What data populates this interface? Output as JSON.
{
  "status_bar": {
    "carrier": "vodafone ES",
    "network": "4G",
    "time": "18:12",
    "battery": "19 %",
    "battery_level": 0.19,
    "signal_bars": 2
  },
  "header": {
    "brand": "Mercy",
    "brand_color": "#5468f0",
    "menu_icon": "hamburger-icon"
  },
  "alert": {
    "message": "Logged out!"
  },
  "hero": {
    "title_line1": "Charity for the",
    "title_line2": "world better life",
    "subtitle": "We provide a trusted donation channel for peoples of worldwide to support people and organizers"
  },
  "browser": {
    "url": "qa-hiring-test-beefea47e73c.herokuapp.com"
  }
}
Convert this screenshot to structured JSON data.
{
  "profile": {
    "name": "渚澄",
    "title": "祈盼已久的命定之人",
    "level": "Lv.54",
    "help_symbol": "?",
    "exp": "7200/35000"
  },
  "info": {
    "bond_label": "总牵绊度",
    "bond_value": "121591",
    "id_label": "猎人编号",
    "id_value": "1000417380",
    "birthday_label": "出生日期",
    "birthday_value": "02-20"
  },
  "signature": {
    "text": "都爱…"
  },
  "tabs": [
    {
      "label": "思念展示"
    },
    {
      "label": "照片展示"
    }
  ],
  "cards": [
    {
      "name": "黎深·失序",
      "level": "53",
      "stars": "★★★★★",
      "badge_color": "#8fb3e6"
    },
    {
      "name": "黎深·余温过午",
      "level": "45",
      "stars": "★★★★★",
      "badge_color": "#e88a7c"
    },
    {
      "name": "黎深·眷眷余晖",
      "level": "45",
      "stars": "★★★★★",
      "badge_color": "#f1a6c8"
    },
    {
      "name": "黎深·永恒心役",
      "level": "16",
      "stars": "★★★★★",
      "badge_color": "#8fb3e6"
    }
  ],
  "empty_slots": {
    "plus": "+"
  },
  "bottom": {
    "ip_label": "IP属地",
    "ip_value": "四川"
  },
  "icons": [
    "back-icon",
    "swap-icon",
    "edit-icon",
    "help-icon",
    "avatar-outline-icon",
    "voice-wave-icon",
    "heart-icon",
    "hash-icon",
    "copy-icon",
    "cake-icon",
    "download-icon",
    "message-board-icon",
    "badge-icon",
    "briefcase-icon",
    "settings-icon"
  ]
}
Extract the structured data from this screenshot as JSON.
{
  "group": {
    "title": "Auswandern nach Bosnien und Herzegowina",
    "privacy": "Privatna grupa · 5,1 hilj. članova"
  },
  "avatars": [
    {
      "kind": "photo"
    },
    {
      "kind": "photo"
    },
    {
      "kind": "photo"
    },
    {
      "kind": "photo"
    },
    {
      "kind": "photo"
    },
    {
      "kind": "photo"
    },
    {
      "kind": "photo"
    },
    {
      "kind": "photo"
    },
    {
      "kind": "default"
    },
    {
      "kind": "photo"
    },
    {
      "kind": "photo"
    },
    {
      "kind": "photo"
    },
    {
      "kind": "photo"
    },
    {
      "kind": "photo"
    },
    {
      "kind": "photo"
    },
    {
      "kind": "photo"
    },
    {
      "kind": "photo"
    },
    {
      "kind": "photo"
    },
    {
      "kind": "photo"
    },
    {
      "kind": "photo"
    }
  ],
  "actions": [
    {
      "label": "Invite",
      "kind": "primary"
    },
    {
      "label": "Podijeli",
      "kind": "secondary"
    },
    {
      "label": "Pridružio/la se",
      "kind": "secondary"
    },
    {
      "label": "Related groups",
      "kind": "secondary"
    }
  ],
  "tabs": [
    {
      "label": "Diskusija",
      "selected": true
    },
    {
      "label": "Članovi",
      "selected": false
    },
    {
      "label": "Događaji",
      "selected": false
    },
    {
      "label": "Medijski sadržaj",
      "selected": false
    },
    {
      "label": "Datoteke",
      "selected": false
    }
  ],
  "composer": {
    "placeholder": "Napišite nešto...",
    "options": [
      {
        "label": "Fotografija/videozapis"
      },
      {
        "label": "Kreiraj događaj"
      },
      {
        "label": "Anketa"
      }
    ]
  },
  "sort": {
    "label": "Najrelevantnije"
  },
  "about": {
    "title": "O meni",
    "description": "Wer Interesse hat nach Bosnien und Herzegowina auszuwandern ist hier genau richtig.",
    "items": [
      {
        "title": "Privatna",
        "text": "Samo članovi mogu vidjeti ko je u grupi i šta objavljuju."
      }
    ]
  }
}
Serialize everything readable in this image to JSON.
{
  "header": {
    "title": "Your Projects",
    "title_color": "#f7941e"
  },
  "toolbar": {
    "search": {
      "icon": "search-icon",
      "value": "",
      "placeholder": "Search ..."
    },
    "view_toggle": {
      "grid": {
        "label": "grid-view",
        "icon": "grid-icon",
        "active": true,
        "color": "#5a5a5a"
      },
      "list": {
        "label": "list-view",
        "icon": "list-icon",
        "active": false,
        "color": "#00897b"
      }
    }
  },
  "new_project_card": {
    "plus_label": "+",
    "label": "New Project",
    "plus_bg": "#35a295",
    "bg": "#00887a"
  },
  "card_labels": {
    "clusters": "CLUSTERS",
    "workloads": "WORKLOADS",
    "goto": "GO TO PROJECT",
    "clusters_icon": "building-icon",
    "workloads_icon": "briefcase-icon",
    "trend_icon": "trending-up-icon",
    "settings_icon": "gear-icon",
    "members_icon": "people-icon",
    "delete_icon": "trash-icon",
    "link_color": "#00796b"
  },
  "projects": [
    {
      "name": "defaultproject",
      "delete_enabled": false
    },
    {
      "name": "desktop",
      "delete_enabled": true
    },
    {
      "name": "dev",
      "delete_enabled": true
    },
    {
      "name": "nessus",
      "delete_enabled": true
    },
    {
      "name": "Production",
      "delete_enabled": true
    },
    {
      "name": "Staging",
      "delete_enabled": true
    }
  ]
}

================

| DESCRIPTION OF THE TASK |
Copy every line of the listing where the word "JSON" appears.

| RESULT OF THE EXERCISE |
What data populates this interface? Output as JSON.
Convert this screenshot to structured JSON data.
Extract the structured data from this screenshot as JSON.
Serialize everything readable in this image to JSON.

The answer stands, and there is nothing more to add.